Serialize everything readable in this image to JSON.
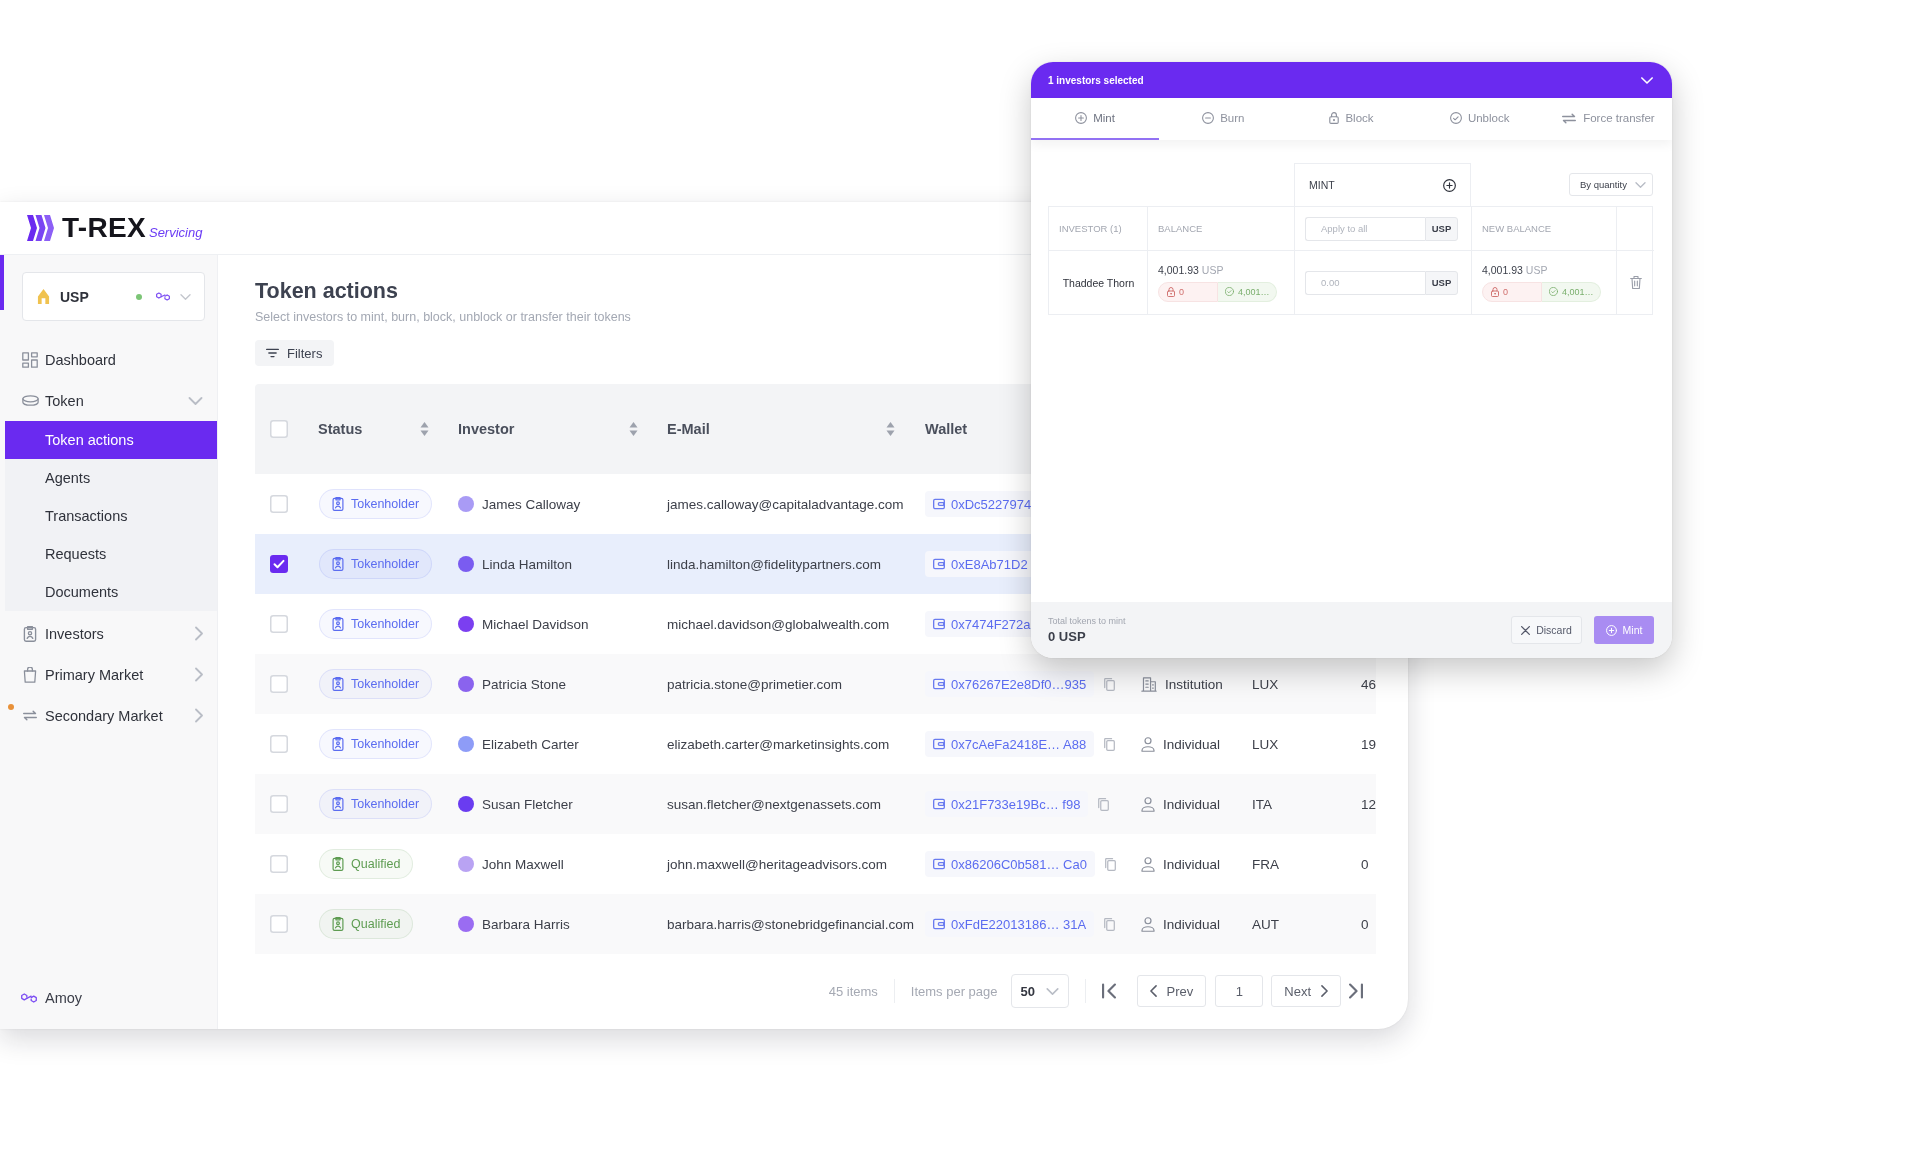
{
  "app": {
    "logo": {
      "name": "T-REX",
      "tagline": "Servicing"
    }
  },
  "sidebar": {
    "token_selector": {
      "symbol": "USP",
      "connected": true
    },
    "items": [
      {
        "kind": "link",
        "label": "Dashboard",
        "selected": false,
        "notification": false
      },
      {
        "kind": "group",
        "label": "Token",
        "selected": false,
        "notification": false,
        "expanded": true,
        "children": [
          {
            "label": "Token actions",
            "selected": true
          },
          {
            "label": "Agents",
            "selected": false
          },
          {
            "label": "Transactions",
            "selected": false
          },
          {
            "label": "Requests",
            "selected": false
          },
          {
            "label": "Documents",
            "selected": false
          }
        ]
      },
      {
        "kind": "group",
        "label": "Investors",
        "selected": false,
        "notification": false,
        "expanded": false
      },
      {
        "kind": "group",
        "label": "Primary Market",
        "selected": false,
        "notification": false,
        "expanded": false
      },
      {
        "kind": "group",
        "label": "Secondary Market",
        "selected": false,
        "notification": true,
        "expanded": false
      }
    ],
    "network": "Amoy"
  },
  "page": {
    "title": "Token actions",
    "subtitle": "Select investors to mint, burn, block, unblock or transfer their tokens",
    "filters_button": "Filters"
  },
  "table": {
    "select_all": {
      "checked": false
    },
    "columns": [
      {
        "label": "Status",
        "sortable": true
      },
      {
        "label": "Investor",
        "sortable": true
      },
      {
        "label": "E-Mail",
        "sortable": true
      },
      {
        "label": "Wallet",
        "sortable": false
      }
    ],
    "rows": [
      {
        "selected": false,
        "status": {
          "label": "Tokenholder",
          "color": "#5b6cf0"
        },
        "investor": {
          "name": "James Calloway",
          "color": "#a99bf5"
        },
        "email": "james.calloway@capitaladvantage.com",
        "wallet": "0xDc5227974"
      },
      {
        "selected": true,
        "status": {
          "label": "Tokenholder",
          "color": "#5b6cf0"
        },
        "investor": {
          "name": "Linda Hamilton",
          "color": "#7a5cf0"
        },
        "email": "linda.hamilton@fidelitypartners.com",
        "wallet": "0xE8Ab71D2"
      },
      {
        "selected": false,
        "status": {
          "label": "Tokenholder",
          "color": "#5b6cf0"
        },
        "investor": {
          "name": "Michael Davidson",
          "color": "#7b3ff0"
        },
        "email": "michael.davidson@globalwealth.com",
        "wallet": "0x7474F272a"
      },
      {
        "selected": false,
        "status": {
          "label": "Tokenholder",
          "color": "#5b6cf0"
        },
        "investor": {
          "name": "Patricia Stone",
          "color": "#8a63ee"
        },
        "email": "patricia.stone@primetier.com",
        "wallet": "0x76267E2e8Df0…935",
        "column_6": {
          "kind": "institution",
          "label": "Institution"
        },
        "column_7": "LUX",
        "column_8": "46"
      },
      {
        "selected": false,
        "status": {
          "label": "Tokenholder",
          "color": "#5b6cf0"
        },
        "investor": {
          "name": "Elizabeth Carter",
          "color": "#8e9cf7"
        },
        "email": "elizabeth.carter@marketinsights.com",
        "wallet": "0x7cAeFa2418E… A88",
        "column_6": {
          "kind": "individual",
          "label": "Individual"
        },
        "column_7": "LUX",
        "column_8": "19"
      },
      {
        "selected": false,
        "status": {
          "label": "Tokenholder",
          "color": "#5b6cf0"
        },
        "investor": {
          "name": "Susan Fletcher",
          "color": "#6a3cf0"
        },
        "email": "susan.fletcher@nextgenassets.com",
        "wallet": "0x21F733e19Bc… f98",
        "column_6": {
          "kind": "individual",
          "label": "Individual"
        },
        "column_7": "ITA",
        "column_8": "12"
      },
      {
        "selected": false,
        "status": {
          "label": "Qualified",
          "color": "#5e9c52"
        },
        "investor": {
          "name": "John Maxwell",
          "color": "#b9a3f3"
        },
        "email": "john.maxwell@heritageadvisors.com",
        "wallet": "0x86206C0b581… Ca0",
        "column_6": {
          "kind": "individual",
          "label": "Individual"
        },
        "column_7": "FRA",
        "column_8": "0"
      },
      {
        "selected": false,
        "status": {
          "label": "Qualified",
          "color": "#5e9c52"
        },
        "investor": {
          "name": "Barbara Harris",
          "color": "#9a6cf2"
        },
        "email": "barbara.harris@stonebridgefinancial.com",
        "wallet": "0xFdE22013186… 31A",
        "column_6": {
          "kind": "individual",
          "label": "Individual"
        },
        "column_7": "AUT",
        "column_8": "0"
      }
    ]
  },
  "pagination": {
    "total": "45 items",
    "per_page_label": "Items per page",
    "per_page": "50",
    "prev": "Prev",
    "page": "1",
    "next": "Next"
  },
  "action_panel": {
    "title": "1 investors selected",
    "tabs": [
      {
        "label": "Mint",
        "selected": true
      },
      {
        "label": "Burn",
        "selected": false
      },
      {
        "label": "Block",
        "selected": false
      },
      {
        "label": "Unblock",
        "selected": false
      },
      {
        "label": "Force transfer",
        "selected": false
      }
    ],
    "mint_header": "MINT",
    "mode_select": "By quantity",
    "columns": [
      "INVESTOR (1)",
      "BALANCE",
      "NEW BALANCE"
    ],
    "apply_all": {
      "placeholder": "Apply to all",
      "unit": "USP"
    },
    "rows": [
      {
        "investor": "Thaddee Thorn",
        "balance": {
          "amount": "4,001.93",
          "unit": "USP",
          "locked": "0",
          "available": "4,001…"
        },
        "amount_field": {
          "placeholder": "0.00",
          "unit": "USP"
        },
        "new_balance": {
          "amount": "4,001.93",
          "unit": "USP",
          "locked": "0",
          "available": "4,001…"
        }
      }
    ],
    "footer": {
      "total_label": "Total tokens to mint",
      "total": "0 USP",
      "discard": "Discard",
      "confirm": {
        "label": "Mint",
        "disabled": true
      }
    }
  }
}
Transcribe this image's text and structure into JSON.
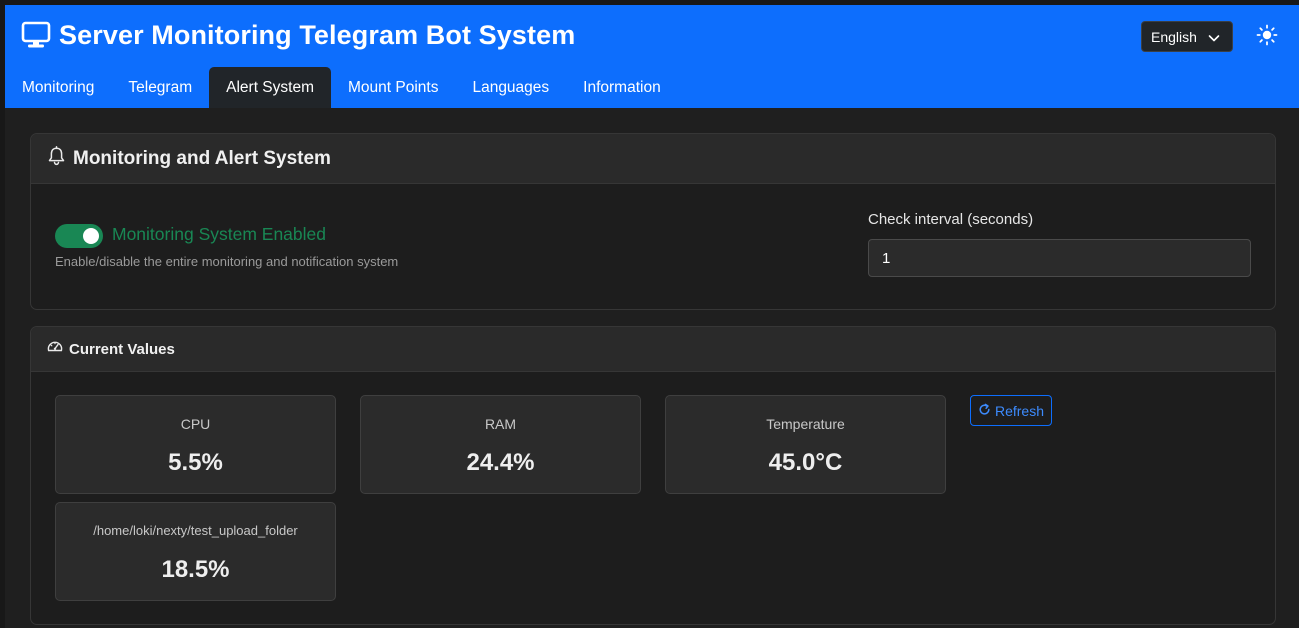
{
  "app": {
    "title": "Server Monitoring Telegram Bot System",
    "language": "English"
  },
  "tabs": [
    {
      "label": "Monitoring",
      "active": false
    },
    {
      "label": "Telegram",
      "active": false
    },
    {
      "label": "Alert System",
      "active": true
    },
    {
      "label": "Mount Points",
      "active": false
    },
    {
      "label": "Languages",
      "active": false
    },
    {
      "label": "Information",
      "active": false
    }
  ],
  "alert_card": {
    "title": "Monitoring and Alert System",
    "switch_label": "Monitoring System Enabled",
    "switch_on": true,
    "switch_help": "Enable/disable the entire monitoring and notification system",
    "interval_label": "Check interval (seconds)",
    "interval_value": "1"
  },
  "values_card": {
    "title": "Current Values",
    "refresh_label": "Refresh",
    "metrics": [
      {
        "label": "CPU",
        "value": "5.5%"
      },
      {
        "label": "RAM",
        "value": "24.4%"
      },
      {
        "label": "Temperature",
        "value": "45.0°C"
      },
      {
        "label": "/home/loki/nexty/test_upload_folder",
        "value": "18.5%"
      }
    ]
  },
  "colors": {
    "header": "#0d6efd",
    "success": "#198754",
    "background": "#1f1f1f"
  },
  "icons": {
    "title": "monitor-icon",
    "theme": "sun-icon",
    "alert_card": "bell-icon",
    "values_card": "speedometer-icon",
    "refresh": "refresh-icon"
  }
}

________________________________________

• THE REQUEST
Working from the lines above, reproduce the material exactly and exclude its pictures.

• THE COMPLETED TASK
Serialize everything readable in this image to JSON.
{
  "app": {
    "logo": {
      "name": "T-REX",
      "tagline": "Servicing"
    }
  },
  "sidebar": {
    "token_selector": {
      "symbol": "USP",
      "connected": true
    },
    "items": [
      {
        "kind": "link",
        "label": "Dashboard",
        "selected": false,
        "notification": false
      },
      {
        "kind": "group",
        "label": "Token",
        "selected": false,
        "notification": false,
        "expanded": true,
        "children": [
          {
            "label": "Token actions",
            "selected": true
          },
          {
            "label": "Agents",
            "selected": false
          },
          {
            "label": "Transactions",
            "selected": false
          },
          {
            "label": "Requests",
            "selected": false
          },
          {
            "label": "Documents",
            "selected": false
          }
        ]
      },
      {
        "kind": "group",
        "label": "Investors",
        "selected": false,
        "notification": false,
        "expanded": false
      },
      {
        "kind": "group",
        "label": "Primary Market",
        "selected": false,
        "notification": false,
        "expanded": false
      },
      {
        "kind": "group",
        "label": "Secondary Market",
        "selected": false,
        "notification": true,
        "expanded": false
      }
    ],
    "network": "Amoy"
  },
  "page": {
    "title": "Token actions",
    "subtitle": "Select investors to mint, burn, block, unblock or transfer their tokens",
    "filters_button": "Filters"
  },
  "table": {
    "select_all": {
      "checked": false
    },
    "columns": [
      {
        "label": "Status",
        "sortable": true
      },
      {
        "label": "Investor",
        "sortable": true
      },
      {
        "label": "E-Mail",
        "sortable": true
      },
      {
        "label": "Wallet",
        "sortable": false
      }
    ],
    "rows": [
      {
        "selected": false,
        "status": {
          "label": "Tokenholder",
          "color": "#5b6cf0"
        },
        "investor": {
          "name": "James Calloway",
          "color": "#a99bf5"
        },
        "email": "james.calloway@capitaladvantage.com",
        "wallet": "0xDc5227974"
      },
      {
        "selected": true,
        "status": {
          "label": "Tokenholder",
          "color": "#5b6cf0"
        },
        "investor": {
          "name": "Linda Hamilton",
          "color": "#7a5cf0"
        },
        "email": "linda.hamilton@fidelitypartners.com",
        "wallet": "0xE8Ab71D2"
      },
      {
        "selected": false,
        "status": {
          "label": "Tokenholder",
          "color": "#5b6cf0"
        },
        "investor": {
          "name": "Michael Davidson",
          "color": "#7b3ff0"
        },
        "email": "michael.davidson@globalwealth.com",
        "wallet": "0x7474F272a"
      },
      {
        "selected": false,
        "status": {
          "label": "Tokenholder",
          "color": "#5b6cf0"
        },
        "investor": {
          "name": "Patricia Stone",
          "color": "#8a63ee"
        },
        "email": "patricia.stone@primetier.com",
        "wallet": "0x76267E2e8Df0…935",
        "column_6": {
          "kind": "institution",
          "label": "Institution"
        },
        "column_7": "LUX",
        "column_8": "46"
      },
      {
        "selected": false,
        "status": {
          "label": "Tokenholder",
          "color": "#5b6cf0"
        },
        "investor": {
          "name": "Elizabeth Carter",
          "color": "#8e9cf7"
        },
        "email": "elizabeth.carter@marketinsights.com",
        "wallet": "0x7cAeFa2418E… A88",
        "column_6": {
          "kind": "individual",
          "label": "Individual"
        },
        "column_7": "LUX",
        "column_8": "19"
      },
      {
        "selected": false,
        "status": {
          "label": "Tokenholder",
          "color": "#5b6cf0"
        },
        "investor": {
          "name": "Susan Fletcher",
          "color": "#6a3cf0"
        },
        "email": "susan.fletcher@nextgenassets.com",
        "wallet": "0x21F733e19Bc… f98",
        "column_6": {
          "kind": "individual",
          "label": "Individual"
        },
        "column_7": "ITA",
        "column_8": "12"
      },
      {
        "selected": false,
        "status": {
          "label": "Qualified",
          "color": "#5e9c52"
        },
        "investor": {
          "name": "John Maxwell",
          "color": "#b9a3f3"
        },
        "email": "john.maxwell@heritageadvisors.com",
        "wallet": "0x86206C0b581… Ca0",
        "column_6": {
          "kind": "individual",
          "label": "Individual"
        },
        "column_7": "FRA",
        "column_8": "0"
      },
      {
        "selected": false,
        "status": {
          "label": "Qualified",
          "color": "#5e9c52"
        },
        "investor": {
          "name": "Barbara Harris",
          "color": "#9a6cf2"
        },
        "email": "barbara.harris@stonebridgefinancial.com",
        "wallet": "0xFdE22013186… 31A",
        "column_6": {
          "kind": "individual",
          "label": "Individual"
        },
        "column_7": "AUT",
        "column_8": "0"
      }
    ]
  },
  "pagination": {
    "total": "45 items",
    "per_page_label": "Items per page",
    "per_page": "50",
    "prev": "Prev",
    "page": "1",
    "next": "Next"
  },
  "action_panel": {
    "title": "1 investors selected",
    "tabs": [
      {
        "label": "Mint",
        "selected": true
      },
      {
        "label": "Burn",
        "selected": false
      },
      {
        "label": "Block",
        "selected": false
      },
      {
        "label": "Unblock",
        "selected": false
      },
      {
        "label": "Force transfer",
        "selected": false
      }
    ],
    "mint_header": "MINT",
    "mode_select": "By quantity",
    "columns": [
      "INVESTOR (1)",
      "BALANCE",
      "NEW BALANCE"
    ],
    "apply_all": {
      "placeholder": "Apply to all",
      "unit": "USP"
    },
    "rows": [
      {
        "investor": "Thaddee Thorn",
        "balance": {
          "amount": "4,001.93",
          "unit": "USP",
          "locked": "0",
          "available": "4,001…"
        },
        "amount_field": {
          "placeholder": "0.00",
          "unit": "USP"
        },
        "new_balance": {
          "amount": "4,001.93",
          "unit": "USP",
          "locked": "0",
          "available": "4,001…"
        }
      }
    ],
    "footer": {
      "total_label": "Total tokens to mint",
      "total": "0 USP",
      "discard": "Discard",
      "confirm": {
        "label": "Mint",
        "disabled": true
      }
    }
  }
}
Transcribe this image's text and structure into JSON.
{
  "app": {
    "title": "Server Monitoring Telegram Bot System",
    "language": "English"
  },
  "tabs": [
    {
      "label": "Monitoring",
      "active": false
    },
    {
      "label": "Telegram",
      "active": false
    },
    {
      "label": "Alert System",
      "active": true
    },
    {
      "label": "Mount Points",
      "active": false
    },
    {
      "label": "Languages",
      "active": false
    },
    {
      "label": "Information",
      "active": false
    }
  ],
  "alert_card": {
    "title": "Monitoring and Alert System",
    "switch_label": "Monitoring System Enabled",
    "switch_on": true,
    "switch_help": "Enable/disable the entire monitoring and notification system",
    "interval_label": "Check interval (seconds)",
    "interval_value": "1"
  },
  "values_card": {
    "title": "Current Values",
    "refresh_label": "Refresh",
    "metrics": [
      {
        "label": "CPU",
        "value": "5.5%"
      },
      {
        "label": "RAM",
        "value": "24.4%"
      },
      {
        "label": "Temperature",
        "value": "45.0°C"
      },
      {
        "label": "/home/loki/nexty/test_upload_folder",
        "value": "18.5%"
      }
    ]
  },
  "colors": {
    "header": "#0d6efd",
    "success": "#198754",
    "background": "#1f1f1f"
  },
  "icons": {
    "title": "monitor-icon",
    "theme": "sun-icon",
    "alert_card": "bell-icon",
    "values_card": "speedometer-icon",
    "refresh": "refresh-icon"
  }
}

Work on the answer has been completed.